Where a line contains the word "ylabel", copy that line in full.

## start DATASET RECORDS

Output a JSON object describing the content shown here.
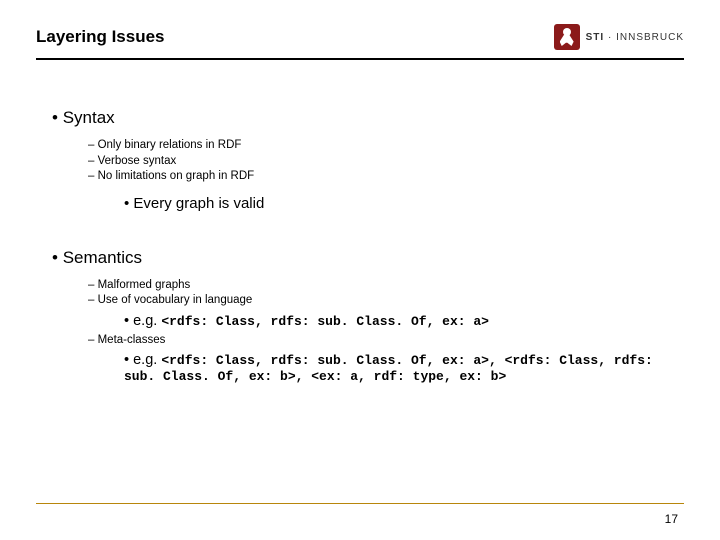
{
  "header": {
    "title": "Layering Issues",
    "logo_sti": "STI",
    "logo_dot": " · ",
    "logo_city": "INNSBRUCK"
  },
  "s1": {
    "heading": "Syntax",
    "b1": "Only binary relations in RDF",
    "b2": "Verbose syntax",
    "b3": "No limitations on graph in RDF",
    "sub": "Every graph is valid"
  },
  "s2": {
    "heading": "Semantics",
    "b1": "Malformed graphs",
    "b2": "Use of vocabulary in language",
    "eg1_label": "e.g. ",
    "eg1_code": "<rdfs: Class, rdfs: sub. Class. Of, ex: a>",
    "b3": "Meta-classes",
    "eg2_label": "e.g. ",
    "eg2_code": "<rdfs: Class, rdfs: sub. Class. Of, ex: a>, <rdfs: Class, rdfs: sub. Class. Of, ex: b>, <ex: a, rdf: type, ex: b>"
  },
  "page": "17",
  "colors": {
    "brand": "#8b1a1a",
    "rule": "#000000",
    "footer_rule": "#b8860b",
    "text": "#000000",
    "bg": "#ffffff"
  }
}
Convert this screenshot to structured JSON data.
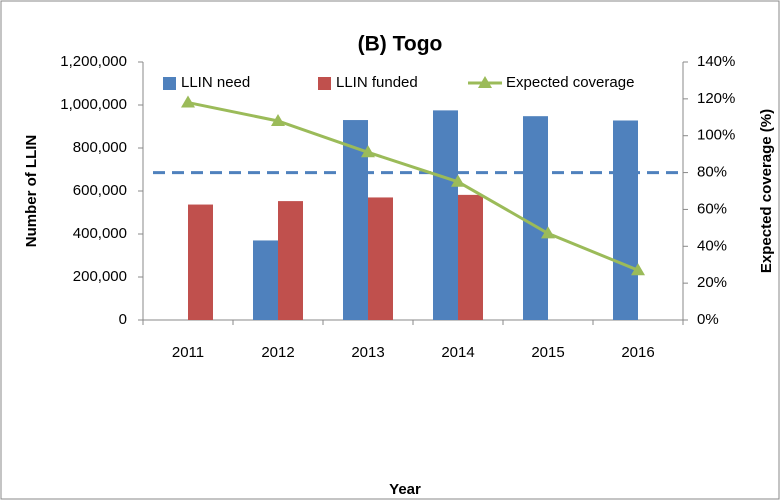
{
  "chart_data": {
    "type": "bar",
    "title": "(B) Togo",
    "x_label": "Year",
    "y_label": "Number of LLIN",
    "y2_label": "Expected coverage (%)",
    "categories": [
      "2011",
      "2012",
      "2013",
      "2014",
      "2015",
      "2016"
    ],
    "series": [
      {
        "name": "LLIN need",
        "type": "bar",
        "color": "#4f81bd",
        "values": [
          null,
          370000,
          930000,
          975000,
          948000,
          928000
        ]
      },
      {
        "name": "LLIN funded",
        "type": "bar",
        "color": "#c0504d",
        "values": [
          537000,
          553000,
          570000,
          582000,
          null,
          null
        ]
      },
      {
        "name": "Expected coverage",
        "type": "line",
        "axis": "y2",
        "color": "#9bbb59",
        "values": [
          118,
          108,
          91,
          75,
          47,
          27
        ]
      }
    ],
    "reference_line": {
      "value": 80,
      "axis": "y2",
      "color": "#4f81bd",
      "dashed": true
    },
    "ylim": [
      0,
      1200000
    ],
    "yticks": [
      0,
      {
        "value": 200000,
        "label": "200,000"
      },
      {
        "value": 400000,
        "label": "400,000"
      },
      {
        "value": 600000,
        "label": "600,000"
      },
      {
        "value": 800000,
        "label": "800,000"
      },
      {
        "value": 1000000,
        "label": "1,000,000"
      },
      {
        "value": 1200000,
        "label": "1,200,000"
      }
    ],
    "y2lim": [
      0,
      140
    ],
    "y2ticks": [
      {
        "value": 0,
        "label": "0%"
      },
      {
        "value": 20,
        "label": "20%"
      },
      {
        "value": 40,
        "label": "40%"
      },
      {
        "value": 60,
        "label": "60%"
      },
      {
        "value": 80,
        "label": "80%"
      },
      {
        "value": 100,
        "label": "100%"
      },
      {
        "value": 120,
        "label": "120%"
      },
      {
        "value": 140,
        "label": "140%"
      }
    ],
    "legend": "top",
    "grid": false
  }
}
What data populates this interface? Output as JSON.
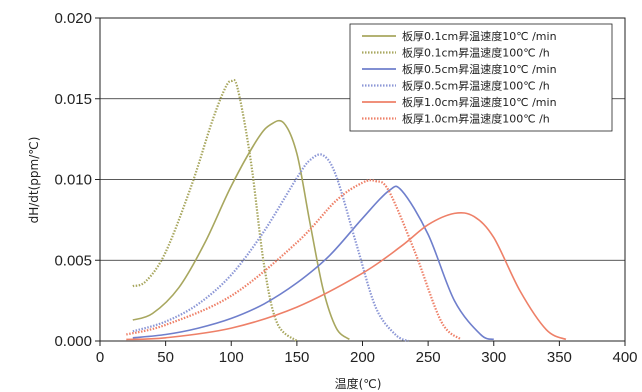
{
  "chart_data": {
    "type": "line",
    "title": "",
    "xlabel": "温度(℃)",
    "ylabel": "dH/dt(ppm/℃)",
    "xlim": [
      0,
      400
    ],
    "ylim": [
      0,
      0.02
    ],
    "xticks": [
      "0",
      "50",
      "100",
      "150",
      "200",
      "250",
      "300",
      "350",
      "400"
    ],
    "yticks": [
      "0.000",
      "0.005",
      "0.010",
      "0.015",
      "0.020"
    ],
    "grid": "horizontal",
    "legend_position": "top-right",
    "series": [
      {
        "name": "板厚0.1cm昇温速度10℃ /min",
        "color": "#a8a75f",
        "style": "solid",
        "x": [
          25,
          40,
          60,
          80,
          100,
          120,
          130,
          140,
          150,
          160,
          170,
          180,
          190
        ],
        "y": [
          0.0013,
          0.0017,
          0.0033,
          0.0061,
          0.0096,
          0.0125,
          0.0134,
          0.0135,
          0.0116,
          0.0073,
          0.0032,
          0.0008,
          0.0001
        ]
      },
      {
        "name": "板厚0.1cm昇温速度100℃ /h",
        "color": "#a8a75f",
        "style": "dotted",
        "x": [
          25,
          35,
          50,
          70,
          85,
          95,
          100,
          105,
          115,
          125,
          135,
          150
        ],
        "y": [
          0.0034,
          0.0037,
          0.0055,
          0.0097,
          0.0135,
          0.0156,
          0.0161,
          0.0156,
          0.0111,
          0.0047,
          0.0011,
          0.0
        ]
      },
      {
        "name": "板厚0.5cm昇温速度10℃ /min",
        "color": "#6f7fcc",
        "style": "solid",
        "x": [
          25,
          50,
          75,
          100,
          125,
          150,
          175,
          200,
          220,
          230,
          250,
          270,
          290,
          300
        ],
        "y": [
          0.0002,
          0.0004,
          0.0008,
          0.0014,
          0.0023,
          0.0036,
          0.0053,
          0.0076,
          0.0093,
          0.0093,
          0.0066,
          0.0025,
          0.0004,
          0.0001
        ]
      },
      {
        "name": "板厚0.5cm昇温速度100℃ /h",
        "color": "#8c97d6",
        "style": "dotted",
        "x": [
          25,
          50,
          75,
          100,
          125,
          150,
          160,
          170,
          180,
          195,
          210,
          225,
          235
        ],
        "y": [
          0.0006,
          0.0012,
          0.0023,
          0.0041,
          0.0068,
          0.0101,
          0.0112,
          0.0115,
          0.0102,
          0.0061,
          0.0021,
          0.0004,
          0.0
        ]
      },
      {
        "name": "板厚1.0cm昇温速度10℃ /min",
        "color": "#ee8068",
        "style": "solid",
        "x": [
          20,
          50,
          100,
          150,
          200,
          230,
          250,
          270,
          285,
          300,
          320,
          340,
          355
        ],
        "y": [
          0.0001,
          0.0002,
          0.0008,
          0.0021,
          0.0042,
          0.0059,
          0.0072,
          0.0079,
          0.0077,
          0.0064,
          0.0031,
          0.0007,
          0.0001
        ]
      },
      {
        "name": "板厚1.0cm昇温速度100℃ /h",
        "color": "#ee8068",
        "style": "dotted",
        "x": [
          20,
          50,
          100,
          150,
          180,
          200,
          210,
          220,
          240,
          260,
          275
        ],
        "y": [
          0.0004,
          0.001,
          0.0028,
          0.0061,
          0.0087,
          0.0098,
          0.0099,
          0.0093,
          0.0055,
          0.0012,
          0.0001
        ]
      }
    ]
  }
}
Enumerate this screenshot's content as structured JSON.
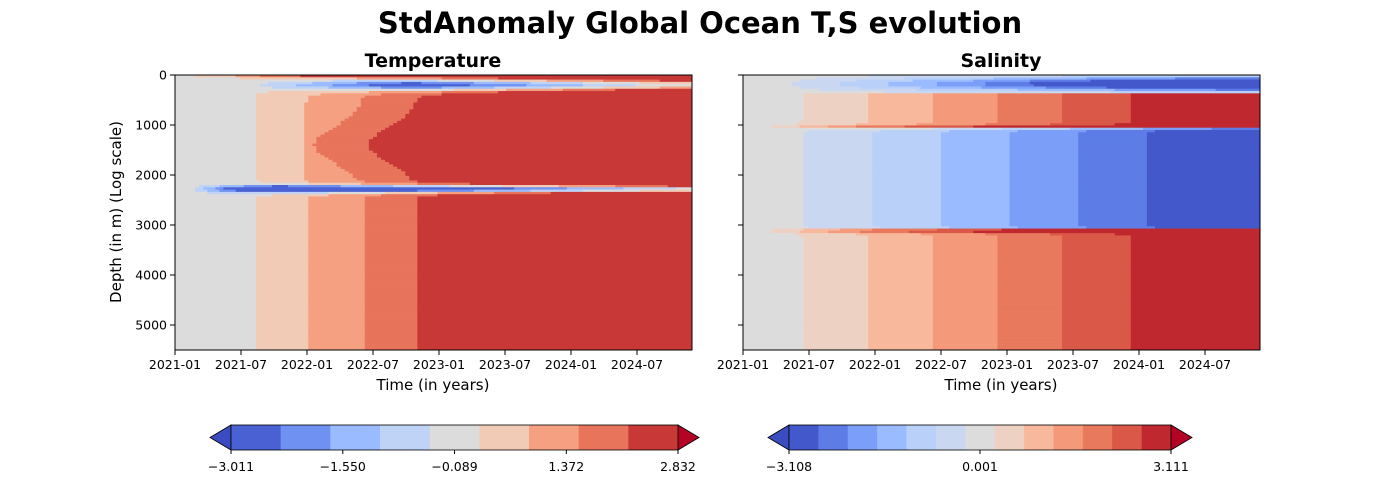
{
  "figure": {
    "title": "StdAnomaly Global Ocean T,S evolution"
  },
  "chart_data": [
    {
      "type": "heatmap",
      "title": "Temperature",
      "xlabel": "Time (in years)",
      "ylabel": "Depth (in m) (Log scale)",
      "x_ticks": [
        "2021-01",
        "2021-07",
        "2022-01",
        "2022-07",
        "2023-01",
        "2023-07",
        "2024-01",
        "2024-07"
      ],
      "x_range": [
        "2021-01",
        "2024-12"
      ],
      "y_ticks": [
        0,
        1000,
        2000,
        3000,
        4000,
        5000
      ],
      "y_range": [
        5500,
        0
      ],
      "colormap": "coolwarm",
      "levels": [
        -3.011,
        -2.524,
        -2.037,
        -1.55,
        -1.063,
        -0.576,
        -0.089,
        0.398,
        0.885,
        1.372,
        1.859,
        2.346,
        2.832
      ],
      "colorbar_ticks": [
        "−3.011",
        "−1.550",
        "−0.089",
        "1.372",
        "2.832"
      ],
      "extend": "both",
      "colors": [
        "#4961d2",
        "#6f91f2",
        "#9abbff",
        "#bfd3f6",
        "#dddcdc",
        "#f2cbb7",
        "#f5a081",
        "#e7745b",
        "#c83836"
      ],
      "extend_colors": [
        "#3b4cc0",
        "#b40426"
      ]
    },
    {
      "type": "heatmap",
      "title": "Salinity",
      "xlabel": "Time (in years)",
      "ylabel": "",
      "x_ticks": [
        "2021-01",
        "2021-07",
        "2022-01",
        "2022-07",
        "2023-01",
        "2023-07",
        "2024-01",
        "2024-07"
      ],
      "x_range": [
        "2021-01",
        "2024-12"
      ],
      "y_range": [
        5500,
        0
      ],
      "colormap": "coolwarm",
      "levels": [
        -3.108,
        -2.665,
        -2.222,
        -1.779,
        -1.335,
        -0.889,
        -0.444,
        0.001,
        0.446,
        0.891,
        1.336,
        1.781,
        2.226,
        2.671,
        3.111
      ],
      "colorbar_ticks": [
        "−3.108",
        "0.001",
        "3.111"
      ],
      "extend": "both",
      "colors": [
        "#4358cb",
        "#5d7ce6",
        "#7b9ff9",
        "#9abbff",
        "#b9d0f9",
        "#c9d7f0",
        "#dddcdc",
        "#edd1c2",
        "#f7b89c",
        "#f49a7b",
        "#e8795d",
        "#d95847",
        "#c0282f"
      ],
      "extend_colors": [
        "#3b4cc0",
        "#b40426"
      ]
    }
  ]
}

## end DATASET RECORDS

• _REPLY_:
    "ylabel": "dH/dt(ppm/℃)",
      "ylabel": "Depth (in m) (Log scale)",
      "ylabel": "",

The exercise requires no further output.